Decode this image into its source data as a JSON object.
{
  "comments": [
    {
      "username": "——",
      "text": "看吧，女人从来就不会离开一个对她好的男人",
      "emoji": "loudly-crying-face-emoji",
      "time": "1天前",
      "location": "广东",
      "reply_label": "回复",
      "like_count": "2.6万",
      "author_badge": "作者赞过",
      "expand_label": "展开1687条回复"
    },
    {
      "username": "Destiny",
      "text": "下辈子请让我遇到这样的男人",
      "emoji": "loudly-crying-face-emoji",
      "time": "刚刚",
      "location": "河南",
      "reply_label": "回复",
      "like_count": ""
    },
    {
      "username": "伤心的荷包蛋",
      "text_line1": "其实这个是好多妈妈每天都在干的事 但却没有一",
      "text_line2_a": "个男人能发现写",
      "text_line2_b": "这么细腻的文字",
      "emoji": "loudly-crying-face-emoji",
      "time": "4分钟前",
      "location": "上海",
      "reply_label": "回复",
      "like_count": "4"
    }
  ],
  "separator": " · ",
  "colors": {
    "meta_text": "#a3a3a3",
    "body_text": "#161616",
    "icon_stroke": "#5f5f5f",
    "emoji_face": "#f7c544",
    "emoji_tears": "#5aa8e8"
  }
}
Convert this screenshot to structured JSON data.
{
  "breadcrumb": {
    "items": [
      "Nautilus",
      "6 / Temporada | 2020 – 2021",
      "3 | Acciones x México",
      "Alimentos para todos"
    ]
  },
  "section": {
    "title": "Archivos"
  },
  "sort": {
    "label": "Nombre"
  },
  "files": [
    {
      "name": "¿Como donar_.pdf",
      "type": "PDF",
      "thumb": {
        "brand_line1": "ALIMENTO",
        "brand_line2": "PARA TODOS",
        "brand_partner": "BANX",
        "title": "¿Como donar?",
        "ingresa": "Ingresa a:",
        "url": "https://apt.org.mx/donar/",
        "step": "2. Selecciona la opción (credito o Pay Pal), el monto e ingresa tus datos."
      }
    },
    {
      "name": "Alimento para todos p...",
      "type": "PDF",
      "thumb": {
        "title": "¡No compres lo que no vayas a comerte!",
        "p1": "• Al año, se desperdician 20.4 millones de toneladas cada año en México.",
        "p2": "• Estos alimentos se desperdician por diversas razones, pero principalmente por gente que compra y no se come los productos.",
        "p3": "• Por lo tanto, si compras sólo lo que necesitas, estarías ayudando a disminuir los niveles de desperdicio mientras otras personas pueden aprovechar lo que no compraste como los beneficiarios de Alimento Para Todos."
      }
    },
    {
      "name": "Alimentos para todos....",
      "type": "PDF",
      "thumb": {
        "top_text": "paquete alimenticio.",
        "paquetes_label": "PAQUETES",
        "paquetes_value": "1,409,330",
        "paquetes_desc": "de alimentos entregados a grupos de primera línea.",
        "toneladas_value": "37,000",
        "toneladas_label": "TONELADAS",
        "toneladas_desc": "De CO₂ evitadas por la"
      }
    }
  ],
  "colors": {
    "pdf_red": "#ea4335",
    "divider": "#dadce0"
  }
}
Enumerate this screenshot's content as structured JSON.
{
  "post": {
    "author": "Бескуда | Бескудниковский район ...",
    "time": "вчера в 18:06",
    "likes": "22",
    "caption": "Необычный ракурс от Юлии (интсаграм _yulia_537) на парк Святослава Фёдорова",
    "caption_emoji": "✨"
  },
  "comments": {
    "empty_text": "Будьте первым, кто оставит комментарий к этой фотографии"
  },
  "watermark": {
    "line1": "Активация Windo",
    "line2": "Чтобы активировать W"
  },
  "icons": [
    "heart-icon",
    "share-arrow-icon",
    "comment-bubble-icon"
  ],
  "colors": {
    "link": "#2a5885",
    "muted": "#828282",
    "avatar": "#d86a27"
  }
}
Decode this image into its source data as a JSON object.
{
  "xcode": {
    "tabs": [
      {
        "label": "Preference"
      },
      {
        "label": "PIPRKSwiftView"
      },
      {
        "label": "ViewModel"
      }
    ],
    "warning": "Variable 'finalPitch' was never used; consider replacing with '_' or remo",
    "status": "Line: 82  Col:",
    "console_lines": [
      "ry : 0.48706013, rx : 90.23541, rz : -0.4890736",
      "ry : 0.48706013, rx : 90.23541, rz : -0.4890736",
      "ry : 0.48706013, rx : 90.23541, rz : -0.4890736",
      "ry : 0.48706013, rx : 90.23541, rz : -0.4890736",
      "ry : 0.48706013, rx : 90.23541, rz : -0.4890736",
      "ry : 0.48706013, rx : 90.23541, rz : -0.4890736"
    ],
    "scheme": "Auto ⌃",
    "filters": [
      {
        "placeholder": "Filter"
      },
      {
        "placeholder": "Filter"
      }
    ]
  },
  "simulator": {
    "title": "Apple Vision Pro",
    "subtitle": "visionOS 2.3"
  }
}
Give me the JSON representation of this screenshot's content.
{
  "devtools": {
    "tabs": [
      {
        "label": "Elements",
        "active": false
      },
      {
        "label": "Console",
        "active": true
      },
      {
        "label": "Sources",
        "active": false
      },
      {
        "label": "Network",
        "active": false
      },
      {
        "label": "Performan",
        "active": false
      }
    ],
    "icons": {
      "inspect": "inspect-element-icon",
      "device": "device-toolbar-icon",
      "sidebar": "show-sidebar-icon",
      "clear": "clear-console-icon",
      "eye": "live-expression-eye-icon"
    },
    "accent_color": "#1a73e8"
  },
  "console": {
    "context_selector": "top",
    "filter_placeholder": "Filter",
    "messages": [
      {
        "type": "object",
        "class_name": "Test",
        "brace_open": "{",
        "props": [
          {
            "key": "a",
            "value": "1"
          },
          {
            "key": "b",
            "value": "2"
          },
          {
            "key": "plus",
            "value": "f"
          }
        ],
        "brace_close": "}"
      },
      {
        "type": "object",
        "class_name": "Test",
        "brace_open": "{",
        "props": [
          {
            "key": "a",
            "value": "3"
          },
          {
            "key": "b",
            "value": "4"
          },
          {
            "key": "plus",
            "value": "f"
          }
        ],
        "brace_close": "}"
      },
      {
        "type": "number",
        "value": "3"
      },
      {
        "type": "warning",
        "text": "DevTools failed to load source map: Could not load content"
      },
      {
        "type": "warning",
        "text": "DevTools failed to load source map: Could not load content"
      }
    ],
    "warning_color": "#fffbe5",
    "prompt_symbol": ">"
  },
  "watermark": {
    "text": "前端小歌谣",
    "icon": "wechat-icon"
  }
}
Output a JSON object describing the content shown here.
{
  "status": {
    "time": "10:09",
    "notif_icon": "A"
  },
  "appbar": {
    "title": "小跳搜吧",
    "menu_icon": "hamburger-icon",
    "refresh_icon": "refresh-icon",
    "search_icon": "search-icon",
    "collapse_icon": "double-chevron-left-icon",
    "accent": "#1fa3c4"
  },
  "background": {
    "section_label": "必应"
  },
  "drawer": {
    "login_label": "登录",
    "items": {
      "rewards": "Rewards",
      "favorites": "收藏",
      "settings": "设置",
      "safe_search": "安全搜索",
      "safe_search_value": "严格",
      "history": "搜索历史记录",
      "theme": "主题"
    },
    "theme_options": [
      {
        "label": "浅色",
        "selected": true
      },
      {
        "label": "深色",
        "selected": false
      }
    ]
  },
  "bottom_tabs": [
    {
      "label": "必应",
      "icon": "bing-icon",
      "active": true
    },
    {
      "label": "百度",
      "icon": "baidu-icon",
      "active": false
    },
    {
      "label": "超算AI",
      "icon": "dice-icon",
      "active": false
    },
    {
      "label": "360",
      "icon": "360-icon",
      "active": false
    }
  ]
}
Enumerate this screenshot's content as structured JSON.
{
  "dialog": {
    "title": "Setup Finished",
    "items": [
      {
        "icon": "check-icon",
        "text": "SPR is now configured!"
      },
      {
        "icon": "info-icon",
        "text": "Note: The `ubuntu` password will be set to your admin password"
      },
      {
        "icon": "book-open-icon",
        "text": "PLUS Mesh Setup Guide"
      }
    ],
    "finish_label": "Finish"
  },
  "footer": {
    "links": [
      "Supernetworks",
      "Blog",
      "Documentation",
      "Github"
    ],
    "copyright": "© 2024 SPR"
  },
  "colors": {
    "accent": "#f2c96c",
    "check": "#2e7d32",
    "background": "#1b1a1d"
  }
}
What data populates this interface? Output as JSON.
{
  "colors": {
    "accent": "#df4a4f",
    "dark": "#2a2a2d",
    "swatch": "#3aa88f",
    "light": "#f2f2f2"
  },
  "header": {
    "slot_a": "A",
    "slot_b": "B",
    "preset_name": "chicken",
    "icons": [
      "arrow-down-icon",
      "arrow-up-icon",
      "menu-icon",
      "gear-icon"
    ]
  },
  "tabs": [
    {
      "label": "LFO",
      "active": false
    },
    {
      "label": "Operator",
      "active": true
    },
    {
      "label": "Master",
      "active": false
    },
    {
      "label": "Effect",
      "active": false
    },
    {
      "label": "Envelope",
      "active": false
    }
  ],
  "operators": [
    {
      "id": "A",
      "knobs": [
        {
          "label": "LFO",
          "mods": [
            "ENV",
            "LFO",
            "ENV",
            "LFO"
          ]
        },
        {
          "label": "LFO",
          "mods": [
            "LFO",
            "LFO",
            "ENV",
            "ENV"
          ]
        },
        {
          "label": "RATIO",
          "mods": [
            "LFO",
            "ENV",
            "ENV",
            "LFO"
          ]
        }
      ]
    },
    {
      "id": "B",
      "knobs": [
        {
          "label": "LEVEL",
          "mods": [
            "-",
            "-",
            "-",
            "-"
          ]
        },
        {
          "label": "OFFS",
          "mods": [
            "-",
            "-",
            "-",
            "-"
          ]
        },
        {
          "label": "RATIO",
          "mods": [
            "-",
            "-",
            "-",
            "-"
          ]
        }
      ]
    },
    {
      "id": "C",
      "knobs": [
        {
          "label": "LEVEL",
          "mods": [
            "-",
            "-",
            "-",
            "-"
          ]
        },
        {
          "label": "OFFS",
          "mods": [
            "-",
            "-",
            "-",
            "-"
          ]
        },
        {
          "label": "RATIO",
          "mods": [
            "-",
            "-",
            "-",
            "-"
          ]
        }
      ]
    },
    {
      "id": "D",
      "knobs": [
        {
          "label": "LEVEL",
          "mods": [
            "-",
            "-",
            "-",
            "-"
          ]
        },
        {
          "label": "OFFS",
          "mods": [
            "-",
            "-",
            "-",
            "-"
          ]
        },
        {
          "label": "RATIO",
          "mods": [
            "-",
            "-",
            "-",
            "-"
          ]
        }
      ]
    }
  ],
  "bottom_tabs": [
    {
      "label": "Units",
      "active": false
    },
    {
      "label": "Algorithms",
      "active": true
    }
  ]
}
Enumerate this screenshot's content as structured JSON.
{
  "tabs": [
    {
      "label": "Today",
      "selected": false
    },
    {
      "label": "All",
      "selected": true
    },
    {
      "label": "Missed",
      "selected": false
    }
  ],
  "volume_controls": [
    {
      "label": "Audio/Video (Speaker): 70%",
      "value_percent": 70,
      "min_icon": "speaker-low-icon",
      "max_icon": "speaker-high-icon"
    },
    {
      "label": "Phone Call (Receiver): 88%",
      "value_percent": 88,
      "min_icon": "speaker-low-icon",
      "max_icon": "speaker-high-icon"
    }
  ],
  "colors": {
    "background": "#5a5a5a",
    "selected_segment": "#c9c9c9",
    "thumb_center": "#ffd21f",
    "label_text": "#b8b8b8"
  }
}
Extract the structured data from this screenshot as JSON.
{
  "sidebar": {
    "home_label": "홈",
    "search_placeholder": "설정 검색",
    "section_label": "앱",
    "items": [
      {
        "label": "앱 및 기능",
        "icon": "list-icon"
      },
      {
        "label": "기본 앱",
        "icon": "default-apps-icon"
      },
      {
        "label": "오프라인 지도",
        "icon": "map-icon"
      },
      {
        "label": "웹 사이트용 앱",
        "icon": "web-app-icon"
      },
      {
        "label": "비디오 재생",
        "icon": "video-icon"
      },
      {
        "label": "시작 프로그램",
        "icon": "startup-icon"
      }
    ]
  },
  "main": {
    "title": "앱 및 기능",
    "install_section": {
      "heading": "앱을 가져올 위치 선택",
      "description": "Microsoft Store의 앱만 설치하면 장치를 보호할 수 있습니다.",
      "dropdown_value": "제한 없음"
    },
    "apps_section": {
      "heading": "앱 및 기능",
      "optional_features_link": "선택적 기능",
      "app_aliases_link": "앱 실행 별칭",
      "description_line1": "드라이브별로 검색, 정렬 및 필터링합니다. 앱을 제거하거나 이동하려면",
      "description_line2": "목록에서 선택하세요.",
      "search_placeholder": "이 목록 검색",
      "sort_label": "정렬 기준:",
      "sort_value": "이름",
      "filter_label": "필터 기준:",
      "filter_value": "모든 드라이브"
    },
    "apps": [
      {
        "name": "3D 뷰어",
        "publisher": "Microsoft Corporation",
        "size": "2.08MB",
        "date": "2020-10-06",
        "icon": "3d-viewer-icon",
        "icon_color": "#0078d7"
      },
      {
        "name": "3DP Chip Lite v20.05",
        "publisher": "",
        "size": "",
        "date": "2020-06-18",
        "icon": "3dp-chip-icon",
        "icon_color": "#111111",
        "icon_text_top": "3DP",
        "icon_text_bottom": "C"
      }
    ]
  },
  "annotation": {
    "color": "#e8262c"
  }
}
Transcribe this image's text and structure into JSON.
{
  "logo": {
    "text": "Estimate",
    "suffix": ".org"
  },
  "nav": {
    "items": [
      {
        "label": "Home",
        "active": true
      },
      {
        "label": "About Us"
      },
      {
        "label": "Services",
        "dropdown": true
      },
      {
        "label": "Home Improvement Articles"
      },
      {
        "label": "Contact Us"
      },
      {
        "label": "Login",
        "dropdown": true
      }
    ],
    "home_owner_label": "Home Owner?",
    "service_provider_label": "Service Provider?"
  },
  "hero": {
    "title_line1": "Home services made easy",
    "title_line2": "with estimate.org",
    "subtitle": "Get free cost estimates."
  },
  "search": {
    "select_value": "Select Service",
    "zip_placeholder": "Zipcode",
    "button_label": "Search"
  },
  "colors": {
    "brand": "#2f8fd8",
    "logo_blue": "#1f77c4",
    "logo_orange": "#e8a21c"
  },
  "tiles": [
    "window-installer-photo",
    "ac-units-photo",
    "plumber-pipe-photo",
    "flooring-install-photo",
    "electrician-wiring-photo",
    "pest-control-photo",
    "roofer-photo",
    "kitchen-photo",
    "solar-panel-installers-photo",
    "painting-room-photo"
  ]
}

★ ★ ★ ★ ★ ★ ★

• [Problem details]:
Locate the lines above that contain "photo" and copy them.

• [Exercise result]:
    "window-installer-photo",
    "ac-units-photo",
    "plumber-pipe-photo",
    "flooring-install-photo",
    "electrician-wiring-photo",
    "pest-control-photo",
    "roofer-photo",
    "kitchen-photo",
    "solar-panel-installers-photo",
    "painting-room-photo"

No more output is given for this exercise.